What is asked: Search the material for the word "TradeWave" and report each line where it turns up.

Figure contents as structured data:
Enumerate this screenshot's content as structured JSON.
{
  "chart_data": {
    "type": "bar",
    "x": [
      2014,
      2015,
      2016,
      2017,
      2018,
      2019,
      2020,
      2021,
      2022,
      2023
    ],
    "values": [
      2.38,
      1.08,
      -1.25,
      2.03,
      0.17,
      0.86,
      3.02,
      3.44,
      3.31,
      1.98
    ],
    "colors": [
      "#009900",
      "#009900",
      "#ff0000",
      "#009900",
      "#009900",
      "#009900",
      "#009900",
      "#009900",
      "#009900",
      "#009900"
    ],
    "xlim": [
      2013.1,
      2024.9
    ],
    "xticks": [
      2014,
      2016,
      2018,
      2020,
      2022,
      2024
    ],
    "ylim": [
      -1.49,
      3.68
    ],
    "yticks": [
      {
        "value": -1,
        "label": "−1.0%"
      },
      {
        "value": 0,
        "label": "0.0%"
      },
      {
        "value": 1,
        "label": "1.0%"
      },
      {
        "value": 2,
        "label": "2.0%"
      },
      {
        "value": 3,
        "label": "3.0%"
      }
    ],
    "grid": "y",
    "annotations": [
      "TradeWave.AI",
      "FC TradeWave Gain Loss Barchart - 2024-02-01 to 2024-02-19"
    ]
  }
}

The completed task:
      "TradeWave.AI",
      "FC TradeWave Gain Loss Barchart - 2024-02-01 to 2024-02-19"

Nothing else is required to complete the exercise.